### Goal:
List each line of the data that holds the word "WinMain".

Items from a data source
#####
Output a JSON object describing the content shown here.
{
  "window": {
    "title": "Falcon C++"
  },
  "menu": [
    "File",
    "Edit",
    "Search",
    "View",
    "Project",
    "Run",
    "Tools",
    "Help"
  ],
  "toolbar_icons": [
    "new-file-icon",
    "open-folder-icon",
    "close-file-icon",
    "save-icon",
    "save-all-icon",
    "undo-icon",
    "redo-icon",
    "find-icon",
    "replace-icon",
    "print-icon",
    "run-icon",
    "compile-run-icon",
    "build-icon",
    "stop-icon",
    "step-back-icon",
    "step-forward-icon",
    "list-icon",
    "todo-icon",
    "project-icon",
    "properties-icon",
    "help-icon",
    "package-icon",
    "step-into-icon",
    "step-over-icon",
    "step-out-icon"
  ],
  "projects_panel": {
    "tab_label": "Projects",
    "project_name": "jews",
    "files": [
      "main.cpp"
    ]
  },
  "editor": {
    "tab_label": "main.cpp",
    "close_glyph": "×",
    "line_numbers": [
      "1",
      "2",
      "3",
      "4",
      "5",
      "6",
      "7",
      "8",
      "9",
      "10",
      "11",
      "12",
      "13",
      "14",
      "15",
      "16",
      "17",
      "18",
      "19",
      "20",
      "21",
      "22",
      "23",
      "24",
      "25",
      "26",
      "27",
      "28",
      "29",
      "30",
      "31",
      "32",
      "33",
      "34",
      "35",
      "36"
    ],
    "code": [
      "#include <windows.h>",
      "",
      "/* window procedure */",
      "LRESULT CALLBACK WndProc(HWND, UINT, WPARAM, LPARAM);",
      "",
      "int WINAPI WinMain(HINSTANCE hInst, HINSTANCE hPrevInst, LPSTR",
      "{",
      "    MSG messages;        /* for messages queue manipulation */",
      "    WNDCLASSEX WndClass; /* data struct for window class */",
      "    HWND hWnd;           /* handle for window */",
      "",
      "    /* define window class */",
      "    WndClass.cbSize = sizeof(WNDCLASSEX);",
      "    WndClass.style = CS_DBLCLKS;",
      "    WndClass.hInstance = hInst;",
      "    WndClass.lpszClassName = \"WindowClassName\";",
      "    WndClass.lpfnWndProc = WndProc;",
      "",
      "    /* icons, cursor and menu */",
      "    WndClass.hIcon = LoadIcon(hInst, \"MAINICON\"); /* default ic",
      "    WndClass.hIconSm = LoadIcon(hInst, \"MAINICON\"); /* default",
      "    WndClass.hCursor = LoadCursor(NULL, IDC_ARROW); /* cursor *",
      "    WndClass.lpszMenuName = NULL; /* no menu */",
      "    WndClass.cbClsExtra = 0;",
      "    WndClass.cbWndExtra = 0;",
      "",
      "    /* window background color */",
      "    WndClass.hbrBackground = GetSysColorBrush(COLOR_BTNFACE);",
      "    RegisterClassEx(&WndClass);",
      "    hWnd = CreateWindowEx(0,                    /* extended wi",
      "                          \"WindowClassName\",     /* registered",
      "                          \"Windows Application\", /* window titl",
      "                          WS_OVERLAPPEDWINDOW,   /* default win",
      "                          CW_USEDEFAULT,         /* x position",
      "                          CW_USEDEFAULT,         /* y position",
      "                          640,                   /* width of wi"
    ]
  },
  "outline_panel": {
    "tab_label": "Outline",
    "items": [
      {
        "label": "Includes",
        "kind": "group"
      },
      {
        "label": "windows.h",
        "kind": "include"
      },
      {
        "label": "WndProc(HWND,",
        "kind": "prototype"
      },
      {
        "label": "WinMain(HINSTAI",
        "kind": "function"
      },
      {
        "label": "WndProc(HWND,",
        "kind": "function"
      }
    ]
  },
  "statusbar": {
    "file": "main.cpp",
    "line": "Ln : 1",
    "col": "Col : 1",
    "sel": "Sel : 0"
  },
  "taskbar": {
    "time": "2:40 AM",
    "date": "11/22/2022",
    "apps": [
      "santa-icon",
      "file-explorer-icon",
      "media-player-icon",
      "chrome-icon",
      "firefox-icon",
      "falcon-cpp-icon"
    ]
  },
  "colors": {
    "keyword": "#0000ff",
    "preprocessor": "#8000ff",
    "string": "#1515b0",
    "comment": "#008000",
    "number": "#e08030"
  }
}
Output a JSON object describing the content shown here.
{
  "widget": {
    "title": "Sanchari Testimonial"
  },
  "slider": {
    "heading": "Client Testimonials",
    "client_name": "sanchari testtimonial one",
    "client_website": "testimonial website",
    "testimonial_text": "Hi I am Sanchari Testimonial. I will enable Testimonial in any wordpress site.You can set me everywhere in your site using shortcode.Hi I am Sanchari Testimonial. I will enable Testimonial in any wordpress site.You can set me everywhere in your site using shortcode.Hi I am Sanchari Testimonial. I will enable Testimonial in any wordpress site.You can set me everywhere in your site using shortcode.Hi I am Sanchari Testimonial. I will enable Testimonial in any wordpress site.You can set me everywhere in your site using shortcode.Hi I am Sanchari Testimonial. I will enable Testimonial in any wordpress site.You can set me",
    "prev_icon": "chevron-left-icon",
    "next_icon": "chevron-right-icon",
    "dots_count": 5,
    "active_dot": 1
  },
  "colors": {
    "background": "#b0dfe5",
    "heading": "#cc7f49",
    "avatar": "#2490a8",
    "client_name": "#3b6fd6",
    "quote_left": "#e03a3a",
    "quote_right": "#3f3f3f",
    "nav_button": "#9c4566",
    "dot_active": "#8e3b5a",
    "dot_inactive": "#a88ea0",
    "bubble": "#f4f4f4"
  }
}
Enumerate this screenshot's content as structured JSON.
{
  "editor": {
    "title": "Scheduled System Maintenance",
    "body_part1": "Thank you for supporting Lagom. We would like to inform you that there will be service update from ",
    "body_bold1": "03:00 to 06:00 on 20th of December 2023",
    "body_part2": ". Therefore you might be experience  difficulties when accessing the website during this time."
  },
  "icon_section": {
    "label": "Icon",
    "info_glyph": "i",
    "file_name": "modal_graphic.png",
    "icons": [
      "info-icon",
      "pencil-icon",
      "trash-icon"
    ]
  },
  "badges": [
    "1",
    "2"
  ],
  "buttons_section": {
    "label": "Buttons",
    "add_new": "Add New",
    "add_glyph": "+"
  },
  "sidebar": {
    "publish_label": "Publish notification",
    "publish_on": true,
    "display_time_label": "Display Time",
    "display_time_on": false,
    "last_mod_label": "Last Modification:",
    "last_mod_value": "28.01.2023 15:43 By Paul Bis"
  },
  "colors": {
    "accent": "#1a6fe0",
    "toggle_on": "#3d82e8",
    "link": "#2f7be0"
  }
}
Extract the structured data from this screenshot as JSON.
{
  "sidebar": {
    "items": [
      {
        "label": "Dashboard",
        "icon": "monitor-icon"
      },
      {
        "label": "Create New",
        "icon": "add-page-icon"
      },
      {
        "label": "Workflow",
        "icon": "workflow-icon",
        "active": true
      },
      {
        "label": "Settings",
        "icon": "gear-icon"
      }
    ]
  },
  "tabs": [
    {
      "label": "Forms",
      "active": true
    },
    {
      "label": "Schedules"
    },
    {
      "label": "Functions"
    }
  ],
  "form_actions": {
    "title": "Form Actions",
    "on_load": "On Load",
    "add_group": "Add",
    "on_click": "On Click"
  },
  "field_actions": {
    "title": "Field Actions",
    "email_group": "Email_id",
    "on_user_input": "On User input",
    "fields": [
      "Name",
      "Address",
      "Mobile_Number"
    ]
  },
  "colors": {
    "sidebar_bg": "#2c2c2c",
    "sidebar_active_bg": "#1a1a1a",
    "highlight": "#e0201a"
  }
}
#####
### Response:
      "int WINAPI WinMain(HINSTANCE hInst, HINSTANCE hPrevInst, LPSTR",
        "label": "WinMain(HINSTAI",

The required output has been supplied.